## Exercise task:
In the material below, identify each line bearing the word "JSON". Reproduce those lines.

## Excerpted data:
________

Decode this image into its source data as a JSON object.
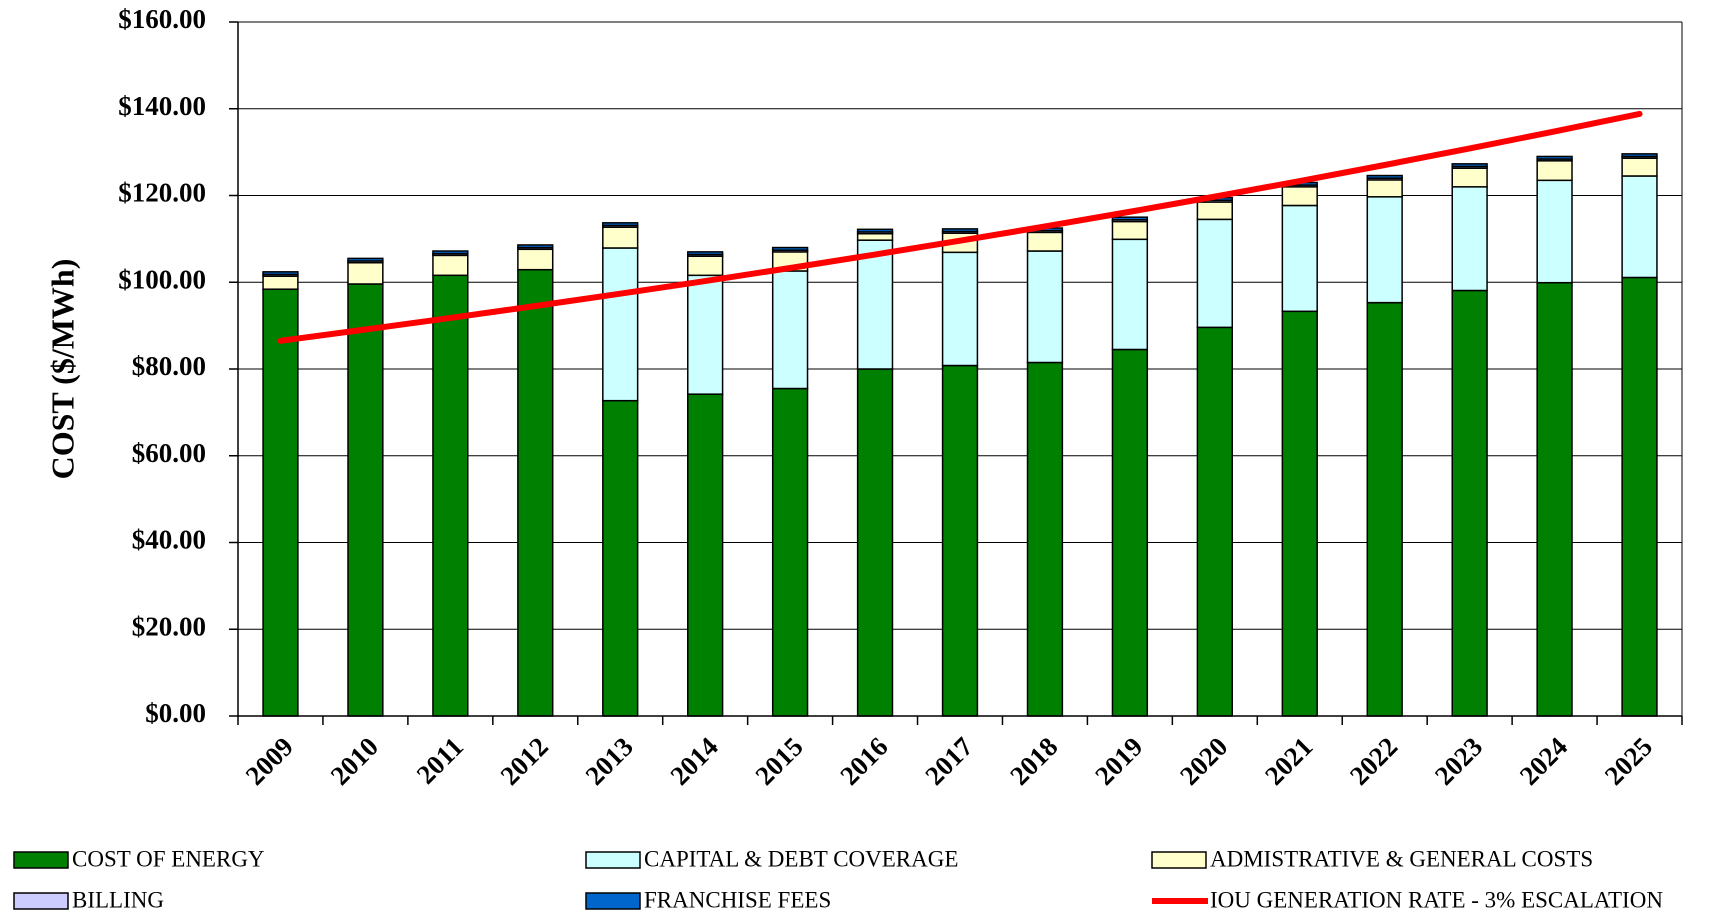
{
  "chart_data": {
    "type": "stacked_bar_line",
    "y_label": "COST ($/MWh)",
    "categories": [
      "2009",
      "2010",
      "2011",
      "2012",
      "2013",
      "2014",
      "2015",
      "2016",
      "2017",
      "2018",
      "2019",
      "2020",
      "2021",
      "2022",
      "2023",
      "2024",
      "2025"
    ],
    "series": [
      {
        "name": "COST OF ENERGY",
        "color": "#008000",
        "values": [
          98.4,
          99.6,
          101.6,
          102.9,
          72.7,
          74.2,
          75.5,
          80.0,
          80.8,
          81.5,
          84.5,
          89.6,
          93.3,
          95.3,
          98.1,
          99.9,
          101.1
        ]
      },
      {
        "name": "CAPITAL & DEBT COVERAGE",
        "color": "#ccffff",
        "values": [
          0,
          0,
          0,
          0,
          35.2,
          27.4,
          27.1,
          29.7,
          26.1,
          25.7,
          25.4,
          24.9,
          24.4,
          24.4,
          23.9,
          23.6,
          23.4
        ]
      },
      {
        "name": "ADMISTRATIVE & GENERAL COSTS",
        "color": "#ffffcc",
        "values": [
          3.0,
          4.9,
          4.6,
          4.7,
          4.8,
          4.4,
          4.4,
          1.5,
          4.4,
          4.3,
          4.1,
          4.0,
          4.3,
          3.9,
          4.3,
          4.5,
          4.1
        ]
      },
      {
        "name": "BILLING",
        "color": "#ccccff",
        "values": [
          0.4,
          0.4,
          0.4,
          0.4,
          0.4,
          0.4,
          0.4,
          0.4,
          0.4,
          0.4,
          0.4,
          0.4,
          0.4,
          0.4,
          0.4,
          0.4,
          0.4
        ]
      },
      {
        "name": "FRANCHISE FEES",
        "color": "#0066cc",
        "values": [
          0.6,
          0.6,
          0.6,
          0.6,
          0.6,
          0.6,
          0.6,
          0.6,
          0.6,
          0.6,
          0.6,
          0.6,
          0.6,
          0.6,
          0.6,
          0.6,
          0.6
        ]
      }
    ],
    "line": {
      "name": "IOU GENERATION RATE - 3% ESCALATION",
      "color": "#ff0000",
      "values": [
        86.5,
        89.1,
        91.77,
        94.52,
        97.36,
        100.28,
        103.29,
        106.39,
        109.58,
        112.86,
        116.25,
        119.74,
        123.33,
        127.03,
        130.84,
        134.77,
        138.81
      ]
    },
    "ylim": [
      0,
      160
    ],
    "yticks": [
      {
        "value": 0,
        "label": "$0.00"
      },
      {
        "value": 20,
        "label": "$20.00"
      },
      {
        "value": 40,
        "label": "$40.00"
      },
      {
        "value": 60,
        "label": "$60.00"
      },
      {
        "value": 80,
        "label": "$80.00"
      },
      {
        "value": 100,
        "label": "$100.00"
      },
      {
        "value": 120,
        "label": "$120.00"
      },
      {
        "value": 140,
        "label": "$140.00"
      },
      {
        "value": 160,
        "label": "$160.00"
      }
    ],
    "grid": true
  }
}
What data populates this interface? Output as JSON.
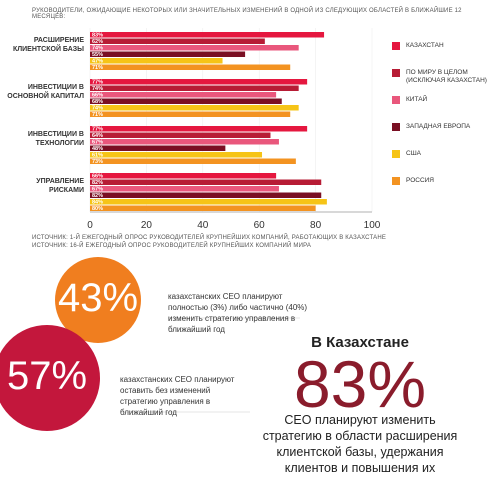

________

## Task answer:
Decode this image into its source data as a JSON object.
What data populates this interface? Output as JSON.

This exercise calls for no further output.